Output every entry exactly as written.

(Entries with figure data)
..........

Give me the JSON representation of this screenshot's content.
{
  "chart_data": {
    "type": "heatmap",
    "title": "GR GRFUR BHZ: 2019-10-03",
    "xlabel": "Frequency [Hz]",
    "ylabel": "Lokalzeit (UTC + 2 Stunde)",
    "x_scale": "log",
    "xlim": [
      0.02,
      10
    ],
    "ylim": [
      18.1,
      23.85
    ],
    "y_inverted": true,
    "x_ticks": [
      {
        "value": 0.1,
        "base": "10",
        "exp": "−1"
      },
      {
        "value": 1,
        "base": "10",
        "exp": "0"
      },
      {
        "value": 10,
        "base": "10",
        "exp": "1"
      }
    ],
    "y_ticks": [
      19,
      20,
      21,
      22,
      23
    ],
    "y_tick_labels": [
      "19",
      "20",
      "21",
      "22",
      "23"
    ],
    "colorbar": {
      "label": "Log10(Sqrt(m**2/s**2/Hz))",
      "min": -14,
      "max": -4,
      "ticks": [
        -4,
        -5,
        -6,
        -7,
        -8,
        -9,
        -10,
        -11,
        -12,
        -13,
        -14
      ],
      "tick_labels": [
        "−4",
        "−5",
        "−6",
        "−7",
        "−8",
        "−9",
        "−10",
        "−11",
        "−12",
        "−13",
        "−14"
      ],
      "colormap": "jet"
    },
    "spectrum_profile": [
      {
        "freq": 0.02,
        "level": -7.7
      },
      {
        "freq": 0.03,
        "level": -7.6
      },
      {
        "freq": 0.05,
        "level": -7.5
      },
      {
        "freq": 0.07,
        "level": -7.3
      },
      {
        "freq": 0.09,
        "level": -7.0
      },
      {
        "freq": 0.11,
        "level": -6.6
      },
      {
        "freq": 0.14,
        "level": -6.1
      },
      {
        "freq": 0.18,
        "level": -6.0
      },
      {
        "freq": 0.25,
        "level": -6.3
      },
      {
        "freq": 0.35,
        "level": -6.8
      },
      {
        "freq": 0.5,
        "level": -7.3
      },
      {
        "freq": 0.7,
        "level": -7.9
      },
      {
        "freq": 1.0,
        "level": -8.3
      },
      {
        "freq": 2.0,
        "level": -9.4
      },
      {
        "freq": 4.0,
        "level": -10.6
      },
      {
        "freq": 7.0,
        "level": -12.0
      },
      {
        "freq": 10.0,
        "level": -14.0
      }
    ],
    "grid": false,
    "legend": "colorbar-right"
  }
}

..........

- TASK RESULT:
Give me the JSON representation of this screenshot's content.
{
  "chart_data": {
    "type": "heatmap",
    "title": "GR GRFUR BHZ: 2019-10-03",
    "xlabel": "Frequency [Hz]",
    "ylabel": "Lokalzeit (UTC + 2 Stunde)",
    "x_scale": "log",
    "xlim": [
      0.02,
      10
    ],
    "ylim": [
      18.1,
      23.85
    ],
    "y_inverted": true,
    "x_ticks": [
      {
        "value": 0.1,
        "base": "10",
        "exp": "−1"
      },
      {
        "value": 1,
        "base": "10",
        "exp": "0"
      },
      {
        "value": 10,
        "base": "10",
        "exp": "1"
      }
    ],
    "y_ticks": [
      19,
      20,
      21,
      22,
      23
    ],
    "y_tick_labels": [
      "19",
      "20",
      "21",
      "22",
      "23"
    ],
    "colorbar": {
      "label": "Log10(Sqrt(m**2/s**2/Hz))",
      "min": -14,
      "max": -4,
      "ticks": [
        -4,
        -5,
        -6,
        -7,
        -8,
        -9,
        -10,
        -11,
        -12,
        -13,
        -14
      ],
      "tick_labels": [
        "−4",
        "−5",
        "−6",
        "−7",
        "−8",
        "−9",
        "−10",
        "−11",
        "−12",
        "−13",
        "−14"
      ],
      "colormap": "jet"
    },
    "spectrum_profile": [
      {
        "freq": 0.02,
        "level": -7.7
      },
      {
        "freq": 0.03,
        "level": -7.6
      },
      {
        "freq": 0.05,
        "level": -7.5
      },
      {
        "freq": 0.07,
        "level": -7.3
      },
      {
        "freq": 0.09,
        "level": -7.0
      },
      {
        "freq": 0.11,
        "level": -6.6
      },
      {
        "freq": 0.14,
        "level": -6.1
      },
      {
        "freq": 0.18,
        "level": -6.0
      },
      {
        "freq": 0.25,
        "level": -6.3
      },
      {
        "freq": 0.35,
        "level": -6.8
      },
      {
        "freq": 0.5,
        "level": -7.3
      },
      {
        "freq": 0.7,
        "level": -7.9
      },
      {
        "freq": 1.0,
        "level": -8.3
      },
      {
        "freq": 2.0,
        "level": -9.4
      },
      {
        "freq": 4.0,
        "level": -10.6
      },
      {
        "freq": 7.0,
        "level": -12.0
      },
      {
        "freq": 10.0,
        "level": -14.0
      }
    ],
    "grid": false,
    "legend": "colorbar-right"
  }
}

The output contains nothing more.